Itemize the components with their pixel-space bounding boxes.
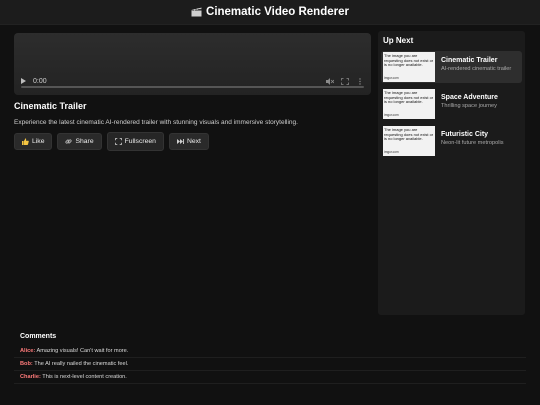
comment-text: The AI really nailed the cinematic feel.: [34, 361, 129, 367]
clapperboard-icon: [191, 7, 202, 17]
fullscreen-icon[interactable]: [341, 77, 349, 85]
up-next-sidebar: Up Next The image you are requesting doe…: [378, 31, 525, 315]
share-button[interactable]: Share: [57, 133, 102, 150]
comment-author: Alice:: [20, 348, 36, 354]
up-next-item-cinematic-trailer[interactable]: The image you are requesting does not ex…: [381, 51, 522, 83]
like-label: Like: [32, 138, 45, 145]
up-next-item-space-adventure[interactable]: The image you are requesting does not ex…: [381, 88, 522, 120]
more-options-icon[interactable]: [356, 77, 364, 85]
video-thumbnail: The image you are requesting does not ex…: [383, 89, 435, 119]
thumbnail-brand: imgur.com: [384, 112, 399, 117]
up-next-subtitle: Thrilling space journey: [441, 103, 497, 109]
comments-section: Comments Alice: Amazing visuals! Can't w…: [14, 333, 526, 384]
sidebar-heading: Up Next: [383, 36, 414, 45]
thumbnail-brand: imgur.com: [384, 149, 399, 154]
next-label: Next: [186, 138, 201, 145]
play-icon[interactable]: [21, 78, 26, 84]
video-thumbnail: The image you are requesting does not ex…: [383, 52, 435, 82]
up-next-title: Futuristic City: [441, 131, 489, 138]
video-description: Experience the latest cinematic AI-rende…: [14, 119, 298, 126]
next-button[interactable]: Next: [168, 133, 209, 150]
fullscreen-label: Fullscreen: [124, 138, 156, 145]
up-next-subtitle: Neon-lit future metropolis: [441, 140, 504, 146]
thumbnail-notice: The image you are requesting does not ex…: [384, 53, 434, 67]
video-title: Cinematic Trailer: [14, 101, 87, 111]
video-player[interactable]: 0:00: [14, 33, 371, 95]
up-next-item-futuristic-city[interactable]: The image you are requesting does not ex…: [381, 125, 522, 157]
progress-scrubber[interactable]: [21, 86, 364, 88]
comment-item: Alice: Amazing visuals! Can't wait for m…: [14, 345, 526, 358]
app-header: Cinematic Video Renderer: [0, 0, 540, 25]
comment-author: Bob:: [20, 361, 33, 367]
comment-text: Amazing visuals! Can't wait for more.: [36, 348, 129, 354]
up-next-title: Cinematic Trailer: [441, 57, 498, 64]
expand-icon: [114, 138, 122, 145]
share-label: Share: [75, 138, 94, 145]
link-icon: [65, 139, 73, 144]
comment-text: This is next-level content creation.: [42, 374, 127, 380]
skip-next-icon: [176, 139, 184, 144]
up-next-title: Space Adventure: [441, 94, 498, 101]
app-title: Cinematic Video Renderer: [206, 6, 349, 18]
like-button[interactable]: Like: [14, 133, 53, 150]
player-controls: 0:00: [14, 67, 371, 95]
comment-item: Charlie: This is next-level content crea…: [14, 371, 526, 384]
thumbs-up-icon: [22, 138, 29, 145]
action-bar: Like Share Fullscreen Next: [14, 132, 209, 151]
comment-item: Bob: The AI really nailed the cinematic …: [14, 358, 526, 371]
fullscreen-button[interactable]: Fullscreen: [106, 132, 164, 151]
thumbnail-notice: The image you are requesting does not ex…: [384, 127, 434, 141]
mute-icon[interactable]: [326, 77, 334, 85]
thumbnail-notice: The image you are requesting does not ex…: [384, 90, 434, 104]
up-next-subtitle: AI-rendered cinematic trailer: [441, 66, 512, 72]
app-title-wrap: Cinematic Video Renderer: [191, 6, 349, 18]
thumbnail-brand: imgur.com: [384, 75, 399, 80]
comments-heading: Comments: [20, 333, 57, 340]
time-display: 0:00: [33, 77, 47, 85]
comment-author: Charlie:: [20, 374, 41, 380]
video-thumbnail: The image you are requesting does not ex…: [383, 126, 435, 156]
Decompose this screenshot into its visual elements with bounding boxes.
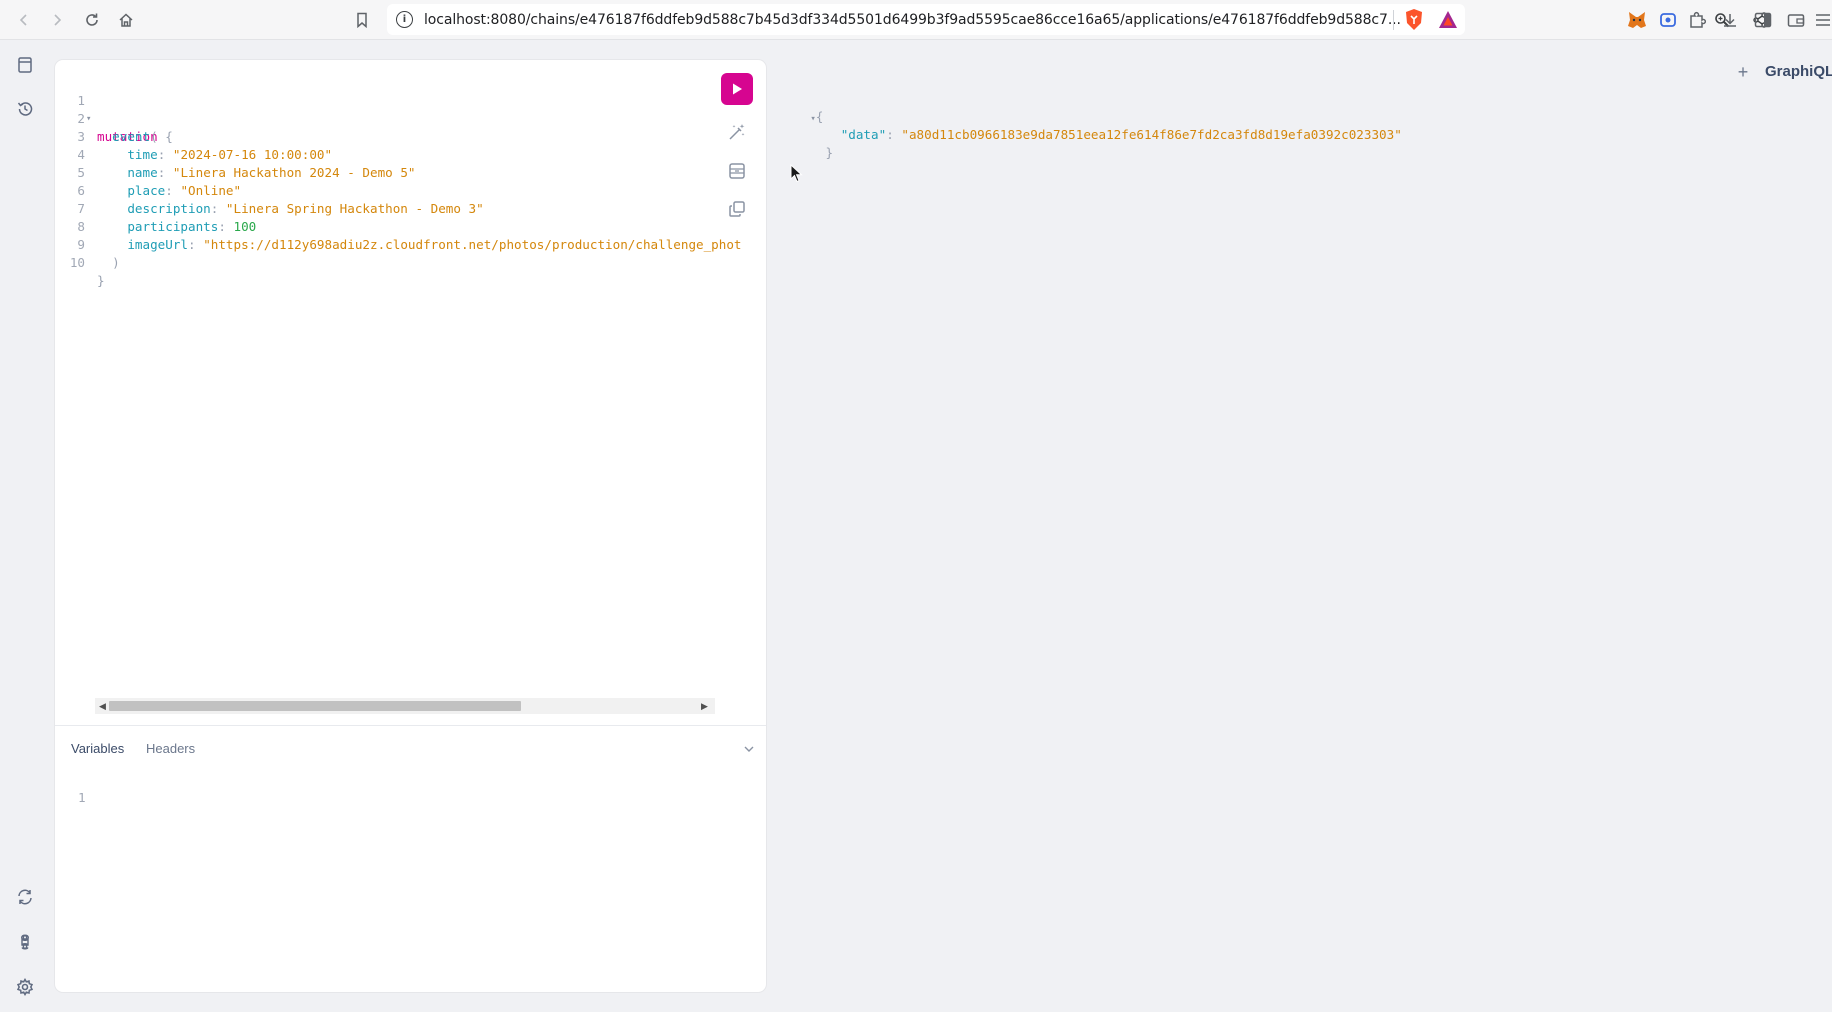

AIM: Copy out the lines of the entries verbatim, beginning with the line containing "comment-text: The AI" and continuing through the line containing "up-next-sidebar: Up Next".

OUTPUT BELOW:
comment-text: The AI really nailed the cinematic feel.: [34, 361, 129, 367]
clapperboard-icon: [191, 7, 202, 17]
fullscreen-icon[interactable]: [341, 77, 349, 85]
up-next-sidebar: Up Next The image you are requesting doe…: [378, 31, 525, 315]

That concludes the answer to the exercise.